* _YOUR TASK_:
The entries below are to be transcribed in full, without their images.

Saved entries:
----

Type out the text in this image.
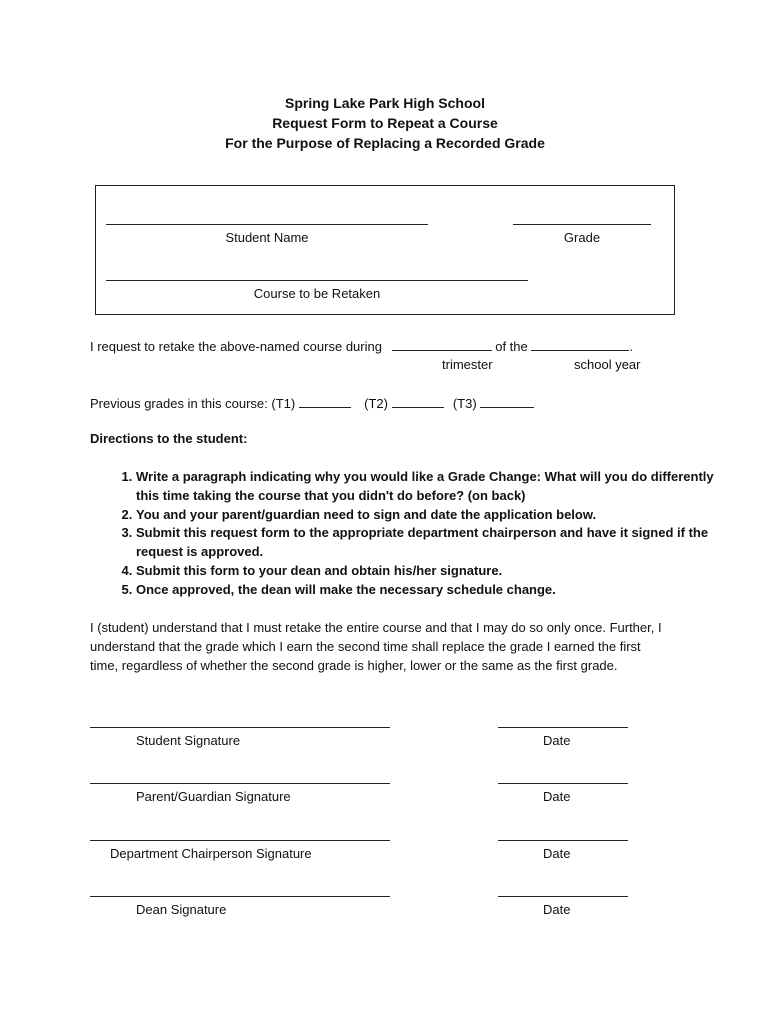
Spring Lake Park High School
Request Form to Repeat a Course
For the Purpose of Replacing a Recorded Grade
Student Name	Grade
Course to be Retaken
I request to retake the above-named course during	of the	.
trimester	school year
Previous grades in this course: (T1)	(T2)	(T3)
Directions to the student:
1. Write a paragraph indicating why you would like a Grade Change: What will you do differently this time taking the course that you didn't do before? (on back)
2. You and your parent/guardian need to sign and date the application below.
3. Submit this request form to the appropriate department chairperson and have it signed if the request is approved.
4. Submit this form to your dean and obtain his/her signature.
5. Once approved, the dean will make the necessary schedule change.
I (student) understand that I must retake the entire course and that I may do so only once. Further, I understand that the grade which I earn the second time shall replace the grade I earned the first time, regardless of whether the second grade is higher, lower or the same as the first grade.
Student Signature	Date
Parent/Guardian Signature	Date
Department Chairperson Signature	Date
Dean Signature	Date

----

* _REPLY_:
Type out the text in this image.
Spring Lake Park High School
Request Form to Repeat a Course
For the Purpose of Replacing a Recorded Grade
Student Name	Grade
Course to be Retaken
I request to retake the above-named course during	of the	.
trimester	school year
Previous grades in this course: (T1)	(T2)	(T3)
Directions to the student:
1. Write a paragraph indicating why you would like a Grade Change: What will you do differently this time taking the course that you didn't do before? (on back)
2. You and your parent/guardian need to sign and date the application below.
3. Submit this request form to the appropriate department chairperson and have it signed if the request is approved.
4. Submit this form to your dean and obtain his/her signature.
5. Once approved, the dean will make the necessary schedule change.
I (student) understand that I must retake the entire course and that I may do so only once. Further, I understand that the grade which I earn the second time shall replace the grade I earned the first time, regardless of whether the second grade is higher, lower or the same as the first grade.
Student Signature	Date
Parent/Guardian Signature	Date
Department Chairperson Signature	Date
Dean Signature	Date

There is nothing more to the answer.